WHAT THE TASK ASKS -
Compile every line that includes the word "fail".

ENTRIES SHOWN -
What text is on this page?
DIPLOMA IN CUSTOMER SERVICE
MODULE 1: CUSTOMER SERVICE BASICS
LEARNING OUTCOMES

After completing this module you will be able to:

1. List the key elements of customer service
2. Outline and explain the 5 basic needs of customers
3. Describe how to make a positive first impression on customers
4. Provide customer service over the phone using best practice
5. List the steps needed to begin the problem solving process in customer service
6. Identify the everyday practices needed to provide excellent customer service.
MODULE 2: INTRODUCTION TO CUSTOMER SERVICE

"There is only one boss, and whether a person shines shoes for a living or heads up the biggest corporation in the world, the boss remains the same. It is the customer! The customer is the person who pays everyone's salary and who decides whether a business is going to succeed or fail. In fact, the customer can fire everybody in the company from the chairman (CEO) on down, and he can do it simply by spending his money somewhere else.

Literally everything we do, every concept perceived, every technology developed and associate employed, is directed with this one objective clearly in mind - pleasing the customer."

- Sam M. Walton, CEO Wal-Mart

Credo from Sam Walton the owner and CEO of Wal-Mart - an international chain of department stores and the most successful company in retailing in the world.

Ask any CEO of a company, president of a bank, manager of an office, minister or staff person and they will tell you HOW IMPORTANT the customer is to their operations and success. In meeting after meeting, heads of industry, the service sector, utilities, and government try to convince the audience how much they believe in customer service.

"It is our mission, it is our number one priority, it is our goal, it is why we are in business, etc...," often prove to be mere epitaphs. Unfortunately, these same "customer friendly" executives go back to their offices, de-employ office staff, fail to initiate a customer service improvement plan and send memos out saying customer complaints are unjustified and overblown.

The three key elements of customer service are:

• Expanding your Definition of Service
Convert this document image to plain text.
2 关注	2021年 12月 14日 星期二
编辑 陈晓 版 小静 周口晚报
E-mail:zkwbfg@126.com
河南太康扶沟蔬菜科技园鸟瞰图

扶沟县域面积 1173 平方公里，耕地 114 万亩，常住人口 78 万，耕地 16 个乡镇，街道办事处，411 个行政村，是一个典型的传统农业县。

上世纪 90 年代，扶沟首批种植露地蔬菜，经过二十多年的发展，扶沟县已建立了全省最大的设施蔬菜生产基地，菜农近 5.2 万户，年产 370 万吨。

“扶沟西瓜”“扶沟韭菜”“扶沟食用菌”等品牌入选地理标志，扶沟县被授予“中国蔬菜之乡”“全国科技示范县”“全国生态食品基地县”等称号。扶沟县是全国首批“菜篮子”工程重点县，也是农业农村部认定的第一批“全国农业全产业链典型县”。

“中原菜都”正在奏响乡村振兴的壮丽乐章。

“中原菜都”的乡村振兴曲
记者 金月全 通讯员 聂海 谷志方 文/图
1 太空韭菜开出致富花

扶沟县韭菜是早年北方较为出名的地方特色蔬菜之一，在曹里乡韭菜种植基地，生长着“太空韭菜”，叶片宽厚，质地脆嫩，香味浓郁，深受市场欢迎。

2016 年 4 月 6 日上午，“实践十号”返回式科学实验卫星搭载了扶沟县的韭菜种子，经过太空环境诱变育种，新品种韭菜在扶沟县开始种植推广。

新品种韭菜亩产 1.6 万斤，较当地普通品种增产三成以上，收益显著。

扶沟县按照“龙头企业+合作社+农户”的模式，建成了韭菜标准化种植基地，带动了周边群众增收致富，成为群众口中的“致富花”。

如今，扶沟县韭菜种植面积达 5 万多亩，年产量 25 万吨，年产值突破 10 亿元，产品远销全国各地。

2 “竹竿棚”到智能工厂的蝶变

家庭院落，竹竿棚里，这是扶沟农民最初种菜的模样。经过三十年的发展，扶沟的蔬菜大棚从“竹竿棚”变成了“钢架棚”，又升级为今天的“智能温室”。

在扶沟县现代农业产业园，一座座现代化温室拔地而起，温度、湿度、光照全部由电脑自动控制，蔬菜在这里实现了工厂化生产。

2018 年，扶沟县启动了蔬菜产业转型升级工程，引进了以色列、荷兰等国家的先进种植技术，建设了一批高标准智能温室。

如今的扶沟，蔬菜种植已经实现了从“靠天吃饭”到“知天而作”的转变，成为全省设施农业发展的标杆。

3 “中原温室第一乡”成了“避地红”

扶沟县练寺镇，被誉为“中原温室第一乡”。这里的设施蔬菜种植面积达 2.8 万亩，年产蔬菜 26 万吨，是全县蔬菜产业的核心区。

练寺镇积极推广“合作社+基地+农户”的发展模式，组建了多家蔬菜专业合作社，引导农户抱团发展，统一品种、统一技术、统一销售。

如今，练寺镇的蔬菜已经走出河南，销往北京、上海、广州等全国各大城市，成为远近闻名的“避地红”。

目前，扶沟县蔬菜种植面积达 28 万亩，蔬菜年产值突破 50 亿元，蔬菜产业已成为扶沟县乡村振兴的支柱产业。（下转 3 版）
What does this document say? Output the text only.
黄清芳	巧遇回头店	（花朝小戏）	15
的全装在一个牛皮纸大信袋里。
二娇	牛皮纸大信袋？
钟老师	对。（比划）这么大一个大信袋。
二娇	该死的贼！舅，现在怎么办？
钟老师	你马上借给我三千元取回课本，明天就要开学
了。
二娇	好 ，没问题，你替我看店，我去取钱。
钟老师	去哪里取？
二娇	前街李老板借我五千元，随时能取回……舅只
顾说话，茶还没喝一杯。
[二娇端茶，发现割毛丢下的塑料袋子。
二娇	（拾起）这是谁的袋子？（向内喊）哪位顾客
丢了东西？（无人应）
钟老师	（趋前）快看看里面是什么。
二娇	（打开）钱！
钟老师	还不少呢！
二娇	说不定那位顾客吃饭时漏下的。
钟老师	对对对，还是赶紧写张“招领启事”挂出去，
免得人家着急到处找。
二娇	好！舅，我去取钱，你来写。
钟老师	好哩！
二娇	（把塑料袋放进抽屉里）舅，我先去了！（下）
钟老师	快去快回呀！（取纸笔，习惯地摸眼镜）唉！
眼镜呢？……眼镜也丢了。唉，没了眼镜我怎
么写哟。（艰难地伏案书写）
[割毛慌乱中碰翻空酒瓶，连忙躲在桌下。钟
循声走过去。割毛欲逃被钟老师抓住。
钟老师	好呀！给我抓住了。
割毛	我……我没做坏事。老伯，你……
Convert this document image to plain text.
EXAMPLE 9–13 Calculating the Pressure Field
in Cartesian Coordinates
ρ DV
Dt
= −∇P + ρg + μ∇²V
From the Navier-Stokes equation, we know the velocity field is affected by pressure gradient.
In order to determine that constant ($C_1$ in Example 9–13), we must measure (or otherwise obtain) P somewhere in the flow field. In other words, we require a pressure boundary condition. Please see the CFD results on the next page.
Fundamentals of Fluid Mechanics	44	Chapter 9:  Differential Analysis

SOLVED PROBLEM -
"There is only one boss, and whether a person shines shoes for a living or heads up the biggest corporation in the world, the boss remains the same. It is the customer! The customer is the person who pays everyone's salary and who decides whether a business is going to succeed or fail. In fact, the customer can fire everybody in the company from the chairman (CEO) on down, and he can do it simply by spending his money somewhere else.
"It is our mission, it is our number one priority, it is our goal, it is why we are in business, etc...," often prove to be mere epitaphs. Unfortunately, these same "customer friendly" executives go back to their offices, de-employ office staff, fail to initiate a customer service improvement plan and send memos out saying customer complaints are unjustified and overblown.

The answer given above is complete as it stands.